* Task: Copy each listing below line for line, without changing anything.

* Element-and-box listings:
= = = =
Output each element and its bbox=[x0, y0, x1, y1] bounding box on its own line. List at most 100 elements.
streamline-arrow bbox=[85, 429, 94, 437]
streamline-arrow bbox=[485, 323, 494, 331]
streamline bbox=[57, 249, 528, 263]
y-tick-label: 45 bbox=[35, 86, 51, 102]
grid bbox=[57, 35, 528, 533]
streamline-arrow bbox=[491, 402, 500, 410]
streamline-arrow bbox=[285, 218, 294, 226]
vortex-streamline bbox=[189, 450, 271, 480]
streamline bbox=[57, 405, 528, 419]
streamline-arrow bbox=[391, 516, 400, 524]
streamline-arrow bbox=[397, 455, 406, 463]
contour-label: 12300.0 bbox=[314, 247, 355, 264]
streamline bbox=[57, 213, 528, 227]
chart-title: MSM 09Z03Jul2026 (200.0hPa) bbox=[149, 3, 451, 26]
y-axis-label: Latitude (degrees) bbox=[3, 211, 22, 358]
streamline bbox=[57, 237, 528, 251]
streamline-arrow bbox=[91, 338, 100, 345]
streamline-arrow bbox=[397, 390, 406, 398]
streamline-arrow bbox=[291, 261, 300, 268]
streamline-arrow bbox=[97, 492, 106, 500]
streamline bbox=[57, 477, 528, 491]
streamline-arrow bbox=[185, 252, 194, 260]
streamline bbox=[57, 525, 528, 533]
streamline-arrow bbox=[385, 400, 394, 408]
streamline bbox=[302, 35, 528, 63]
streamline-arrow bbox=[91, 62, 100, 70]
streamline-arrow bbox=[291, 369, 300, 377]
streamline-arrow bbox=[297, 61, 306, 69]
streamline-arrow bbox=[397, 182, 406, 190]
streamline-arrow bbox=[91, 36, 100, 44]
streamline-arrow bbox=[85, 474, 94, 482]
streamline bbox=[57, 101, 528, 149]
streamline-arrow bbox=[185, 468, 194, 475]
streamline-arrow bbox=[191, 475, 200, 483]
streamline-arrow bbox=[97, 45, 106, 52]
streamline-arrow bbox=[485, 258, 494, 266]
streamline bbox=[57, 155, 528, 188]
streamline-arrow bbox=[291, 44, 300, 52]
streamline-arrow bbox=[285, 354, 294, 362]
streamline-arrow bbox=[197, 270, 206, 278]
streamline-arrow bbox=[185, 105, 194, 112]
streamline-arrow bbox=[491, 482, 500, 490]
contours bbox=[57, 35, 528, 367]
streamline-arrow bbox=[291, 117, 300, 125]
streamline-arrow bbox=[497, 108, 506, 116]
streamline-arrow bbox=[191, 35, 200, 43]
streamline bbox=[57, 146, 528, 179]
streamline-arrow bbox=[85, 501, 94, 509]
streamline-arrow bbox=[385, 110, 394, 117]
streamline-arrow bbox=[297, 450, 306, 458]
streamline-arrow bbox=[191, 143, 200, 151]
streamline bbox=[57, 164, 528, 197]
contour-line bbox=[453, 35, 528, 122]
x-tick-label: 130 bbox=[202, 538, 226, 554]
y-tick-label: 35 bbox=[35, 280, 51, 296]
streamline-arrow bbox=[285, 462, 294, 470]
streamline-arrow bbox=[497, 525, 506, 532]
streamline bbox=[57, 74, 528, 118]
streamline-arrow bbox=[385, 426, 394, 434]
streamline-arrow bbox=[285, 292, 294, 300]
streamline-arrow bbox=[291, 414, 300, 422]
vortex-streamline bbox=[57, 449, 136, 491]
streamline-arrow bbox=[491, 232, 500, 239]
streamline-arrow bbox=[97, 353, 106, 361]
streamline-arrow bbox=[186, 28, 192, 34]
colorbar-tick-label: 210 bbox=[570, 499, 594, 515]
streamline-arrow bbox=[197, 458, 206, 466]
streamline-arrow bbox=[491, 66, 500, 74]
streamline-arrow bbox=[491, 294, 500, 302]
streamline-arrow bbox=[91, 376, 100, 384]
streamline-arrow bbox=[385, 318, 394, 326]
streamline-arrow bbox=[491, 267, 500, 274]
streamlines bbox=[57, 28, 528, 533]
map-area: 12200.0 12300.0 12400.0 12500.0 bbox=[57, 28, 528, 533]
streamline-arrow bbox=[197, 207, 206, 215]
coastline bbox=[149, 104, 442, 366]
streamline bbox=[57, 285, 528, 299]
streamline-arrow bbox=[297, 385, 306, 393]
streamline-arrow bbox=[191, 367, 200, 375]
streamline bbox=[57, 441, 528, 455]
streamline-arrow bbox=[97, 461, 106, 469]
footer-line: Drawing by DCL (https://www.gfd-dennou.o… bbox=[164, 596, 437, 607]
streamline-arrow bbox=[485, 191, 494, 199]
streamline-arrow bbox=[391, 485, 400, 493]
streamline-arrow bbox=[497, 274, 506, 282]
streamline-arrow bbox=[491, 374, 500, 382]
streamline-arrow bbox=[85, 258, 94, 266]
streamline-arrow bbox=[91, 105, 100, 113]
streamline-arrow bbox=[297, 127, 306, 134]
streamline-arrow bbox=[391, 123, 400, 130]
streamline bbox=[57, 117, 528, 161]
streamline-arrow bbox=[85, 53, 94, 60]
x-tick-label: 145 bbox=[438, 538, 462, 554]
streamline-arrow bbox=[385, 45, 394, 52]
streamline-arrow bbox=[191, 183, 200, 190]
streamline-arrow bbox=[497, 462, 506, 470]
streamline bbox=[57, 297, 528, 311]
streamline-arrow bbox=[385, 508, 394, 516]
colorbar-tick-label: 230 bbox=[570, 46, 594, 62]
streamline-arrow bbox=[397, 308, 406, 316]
= = = =
* Task solution:
Output each element and its bbox=[x0, y0, x1, y1] bounding box on its own line. List at most 100 elements.
streamline-arrow bbox=[85, 429, 94, 437]
streamline-arrow bbox=[485, 323, 494, 331]
streamline bbox=[57, 249, 528, 263]
y-tick-label: 45 bbox=[35, 86, 51, 102]
grid bbox=[57, 35, 528, 533]
streamline-arrow bbox=[491, 402, 500, 410]
streamline-arrow bbox=[285, 218, 294, 226]
vortex-streamline bbox=[189, 450, 271, 480]
streamline bbox=[57, 405, 528, 419]
streamline-arrow bbox=[391, 516, 400, 524]
streamline-arrow bbox=[397, 455, 406, 463]
contour-label: 12300.0 bbox=[314, 247, 355, 264]
streamline bbox=[57, 213, 528, 227]
chart-title: MSM 09Z03Jul2026 (200.0hPa) bbox=[149, 3, 451, 26]
y-axis-label: Latitude (degrees) bbox=[3, 211, 22, 358]
streamline bbox=[57, 237, 528, 251]
streamline-arrow bbox=[91, 338, 100, 345]
streamline-arrow bbox=[397, 390, 406, 398]
streamline-arrow bbox=[291, 261, 300, 268]
streamline-arrow bbox=[97, 492, 106, 500]
streamline bbox=[57, 477, 528, 491]
streamline-arrow bbox=[185, 252, 194, 260]
streamline bbox=[57, 525, 528, 533]
streamline-arrow bbox=[385, 400, 394, 408]
streamline bbox=[302, 35, 528, 63]
streamline-arrow bbox=[91, 62, 100, 70]
streamline-arrow bbox=[291, 369, 300, 377]
streamline-arrow bbox=[297, 61, 306, 69]
streamline-arrow bbox=[397, 182, 406, 190]
streamline-arrow bbox=[91, 36, 100, 44]
streamline-arrow bbox=[85, 474, 94, 482]
streamline bbox=[57, 101, 528, 149]
streamline-arrow bbox=[185, 468, 194, 475]
streamline-arrow bbox=[191, 475, 200, 483]
streamline-arrow bbox=[97, 45, 106, 52]
streamline-arrow bbox=[485, 258, 494, 266]
streamline bbox=[57, 155, 528, 188]
streamline-arrow bbox=[291, 44, 300, 52]
streamline-arrow bbox=[285, 354, 294, 362]
streamline-arrow bbox=[197, 270, 206, 278]
streamline-arrow bbox=[185, 105, 194, 112]
streamline-arrow bbox=[491, 482, 500, 490]
contours bbox=[57, 35, 528, 367]
streamline-arrow bbox=[291, 117, 300, 125]
streamline-arrow bbox=[497, 108, 506, 116]
streamline-arrow bbox=[191, 35, 200, 43]
streamline bbox=[57, 146, 528, 179]
streamline-arrow bbox=[85, 501, 94, 509]
streamline-arrow bbox=[385, 110, 394, 117]
streamline-arrow bbox=[297, 450, 306, 458]
streamline-arrow bbox=[191, 143, 200, 151]
streamline bbox=[57, 164, 528, 197]
contour-line bbox=[453, 35, 528, 122]
x-tick-label: 130 bbox=[202, 538, 226, 554]
y-tick-label: 35 bbox=[35, 280, 51, 296]
streamline-arrow bbox=[285, 462, 294, 470]
streamline-arrow bbox=[497, 525, 506, 532]
streamline bbox=[57, 74, 528, 118]
streamline-arrow bbox=[385, 426, 394, 434]
streamline-arrow bbox=[285, 292, 294, 300]
streamline-arrow bbox=[291, 414, 300, 422]
vortex-streamline bbox=[57, 449, 136, 491]
streamline-arrow bbox=[491, 232, 500, 239]
streamline-arrow bbox=[97, 353, 106, 361]
streamline-arrow bbox=[186, 28, 192, 34]
colorbar-tick-label: 210 bbox=[570, 499, 594, 515]
streamline-arrow bbox=[197, 458, 206, 466]
streamline-arrow bbox=[491, 66, 500, 74]
streamline-arrow bbox=[491, 294, 500, 302]
streamline-arrow bbox=[91, 376, 100, 384]
streamline-arrow bbox=[385, 318, 394, 326]
streamline-arrow bbox=[491, 267, 500, 274]
streamlines bbox=[57, 28, 528, 533]
map-area: 12200.0 12300.0 12400.0 12500.0 bbox=[57, 28, 528, 533]
streamline-arrow bbox=[197, 207, 206, 215]
coastline bbox=[149, 104, 442, 366]
streamline bbox=[57, 285, 528, 299]
streamline-arrow bbox=[297, 385, 306, 393]
streamline-arrow bbox=[191, 367, 200, 375]
streamline bbox=[57, 441, 528, 455]
streamline-arrow bbox=[97, 461, 106, 469]
footer-line: Drawing by DCL (https://www.gfd-dennou.o… bbox=[164, 596, 437, 607]
streamline-arrow bbox=[485, 191, 494, 199]
streamline-arrow bbox=[391, 485, 400, 493]
streamline-arrow bbox=[497, 274, 506, 282]
streamline-arrow bbox=[491, 374, 500, 382]
streamline-arrow bbox=[85, 258, 94, 266]
streamline-arrow bbox=[91, 105, 100, 113]
streamline-arrow bbox=[297, 127, 306, 134]
streamline-arrow bbox=[391, 123, 400, 130]
streamline bbox=[57, 117, 528, 161]
streamline-arrow bbox=[85, 53, 94, 60]
x-tick-label: 145 bbox=[438, 538, 462, 554]
streamline-arrow bbox=[385, 45, 394, 52]
streamline-arrow bbox=[191, 183, 200, 190]
streamline-arrow bbox=[497, 462, 506, 470]
streamline bbox=[57, 297, 528, 311]
streamline-arrow bbox=[385, 508, 394, 516]
colorbar-tick-label: 230 bbox=[570, 46, 594, 62]
streamline-arrow bbox=[397, 308, 406, 316]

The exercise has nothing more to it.